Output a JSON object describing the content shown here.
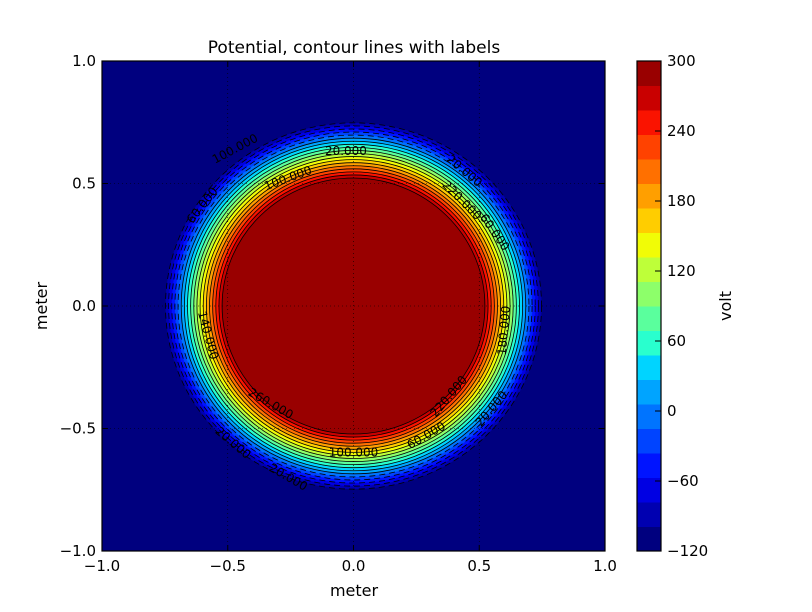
{
  "chart_data": {
    "type": "contour",
    "title": "Potential, contour lines with labels",
    "xlabel": "meter",
    "ylabel": "meter",
    "xlim": [
      -1.0,
      1.0
    ],
    "ylim": [
      -1.0,
      1.0
    ],
    "x_ticks": [
      "−1.0",
      "−0.5",
      "0.0",
      "0.5",
      "1.0"
    ],
    "y_ticks": [
      "−1.0",
      "−0.5",
      "0.0",
      "0.5",
      "1.0"
    ],
    "x_tick_values": [
      -1.0,
      -0.5,
      0.0,
      0.5,
      1.0
    ],
    "y_tick_values": [
      -1.0,
      -0.5,
      0.0,
      0.5,
      1.0
    ],
    "grid": true,
    "colorbar": {
      "label": "volt",
      "range": [
        -120,
        300
      ],
      "tick_values": [
        300,
        240,
        180,
        120,
        60,
        0,
        -60,
        -120
      ],
      "tick_labels": [
        "300",
        "240",
        "180",
        "120",
        "60",
        "0",
        "−60",
        "−120"
      ],
      "colors": [
        "#00007f",
        "#0000b1",
        "#0000e3",
        "#0014ff",
        "#0044ff",
        "#0074ff",
        "#00a4ff",
        "#00d4ff",
        "#29ffce",
        "#5aff9d",
        "#8dff6a",
        "#beff39",
        "#f1fc06",
        "#ffcd00",
        "#ff9f00",
        "#ff7000",
        "#ff4200",
        "#fa1300",
        "#c90000",
        "#990000"
      ]
    },
    "field": {
      "center": [
        0.0,
        0.0
      ],
      "inner_value": 300,
      "outer_value": -120,
      "inner_radius": 0.51,
      "outer_radius": 0.76
    },
    "contour_labels": [
      {
        "text": "20.000",
        "x": -0.03,
        "y": 0.63,
        "rot": 0
      },
      {
        "text": "100.000",
        "x": -0.26,
        "y": 0.52,
        "rot": -20
      },
      {
        "text": "100.000",
        "x": -0.47,
        "y": 0.64,
        "rot": -28
      },
      {
        "text": "60.000",
        "x": -0.6,
        "y": 0.41,
        "rot": -52
      },
      {
        "text": "20.000",
        "x": 0.44,
        "y": 0.55,
        "rot": 40
      },
      {
        "text": "220.000",
        "x": 0.43,
        "y": 0.43,
        "rot": 45
      },
      {
        "text": "60.000",
        "x": 0.56,
        "y": 0.3,
        "rot": 55
      },
      {
        "text": "140.000",
        "x": -0.58,
        "y": -0.12,
        "rot": 75
      },
      {
        "text": "180.000",
        "x": 0.6,
        "y": -0.1,
        "rot": -85
      },
      {
        "text": "220.000",
        "x": 0.38,
        "y": -0.37,
        "rot": -50
      },
      {
        "text": "20.000",
        "x": 0.55,
        "y": -0.42,
        "rot": -50
      },
      {
        "text": "60.000",
        "x": 0.29,
        "y": -0.53,
        "rot": -30
      },
      {
        "text": "100.000",
        "x": 0.0,
        "y": -0.6,
        "rot": 0
      },
      {
        "text": "260.000",
        "x": -0.33,
        "y": -0.4,
        "rot": 30
      },
      {
        "text": "20.000",
        "x": -0.48,
        "y": -0.56,
        "rot": 40
      },
      {
        "text": "20.000",
        "x": -0.26,
        "y": -0.7,
        "rot": 30
      }
    ]
  }
}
::::
Your goal:
Write out the records above exactly as they stand, leaving out every picture.

Completed exercise:
Output a JSON object describing the content shown here.
{
  "chart_data": {
    "type": "contour",
    "title": "Potential, contour lines with labels",
    "xlabel": "meter",
    "ylabel": "meter",
    "xlim": [
      -1.0,
      1.0
    ],
    "ylim": [
      -1.0,
      1.0
    ],
    "x_ticks": [
      "−1.0",
      "−0.5",
      "0.0",
      "0.5",
      "1.0"
    ],
    "y_ticks": [
      "−1.0",
      "−0.5",
      "0.0",
      "0.5",
      "1.0"
    ],
    "x_tick_values": [
      -1.0,
      -0.5,
      0.0,
      0.5,
      1.0
    ],
    "y_tick_values": [
      -1.0,
      -0.5,
      0.0,
      0.5,
      1.0
    ],
    "grid": true,
    "colorbar": {
      "label": "volt",
      "range": [
        -120,
        300
      ],
      "tick_values": [
        300,
        240,
        180,
        120,
        60,
        0,
        -60,
        -120
      ],
      "tick_labels": [
        "300",
        "240",
        "180",
        "120",
        "60",
        "0",
        "−60",
        "−120"
      ],
      "colors": [
        "#00007f",
        "#0000b1",
        "#0000e3",
        "#0014ff",
        "#0044ff",
        "#0074ff",
        "#00a4ff",
        "#00d4ff",
        "#29ffce",
        "#5aff9d",
        "#8dff6a",
        "#beff39",
        "#f1fc06",
        "#ffcd00",
        "#ff9f00",
        "#ff7000",
        "#ff4200",
        "#fa1300",
        "#c90000",
        "#990000"
      ]
    },
    "field": {
      "center": [
        0.0,
        0.0
      ],
      "inner_value": 300,
      "outer_value": -120,
      "inner_radius": 0.51,
      "outer_radius": 0.76
    },
    "contour_labels": [
      {
        "text": "20.000",
        "x": -0.03,
        "y": 0.63,
        "rot": 0
      },
      {
        "text": "100.000",
        "x": -0.26,
        "y": 0.52,
        "rot": -20
      },
      {
        "text": "100.000",
        "x": -0.47,
        "y": 0.64,
        "rot": -28
      },
      {
        "text": "60.000",
        "x": -0.6,
        "y": 0.41,
        "rot": -52
      },
      {
        "text": "20.000",
        "x": 0.44,
        "y": 0.55,
        "rot": 40
      },
      {
        "text": "220.000",
        "x": 0.43,
        "y": 0.43,
        "rot": 45
      },
      {
        "text": "60.000",
        "x": 0.56,
        "y": 0.3,
        "rot": 55
      },
      {
        "text": "140.000",
        "x": -0.58,
        "y": -0.12,
        "rot": 75
      },
      {
        "text": "180.000",
        "x": 0.6,
        "y": -0.1,
        "rot": -85
      },
      {
        "text": "220.000",
        "x": 0.38,
        "y": -0.37,
        "rot": -50
      },
      {
        "text": "20.000",
        "x": 0.55,
        "y": -0.42,
        "rot": -50
      },
      {
        "text": "60.000",
        "x": 0.29,
        "y": -0.53,
        "rot": -30
      },
      {
        "text": "100.000",
        "x": 0.0,
        "y": -0.6,
        "rot": 0
      },
      {
        "text": "260.000",
        "x": -0.33,
        "y": -0.4,
        "rot": 30
      },
      {
        "text": "20.000",
        "x": -0.48,
        "y": -0.56,
        "rot": 40
      },
      {
        "text": "20.000",
        "x": -0.26,
        "y": -0.7,
        "rot": 30
      }
    ]
  }
}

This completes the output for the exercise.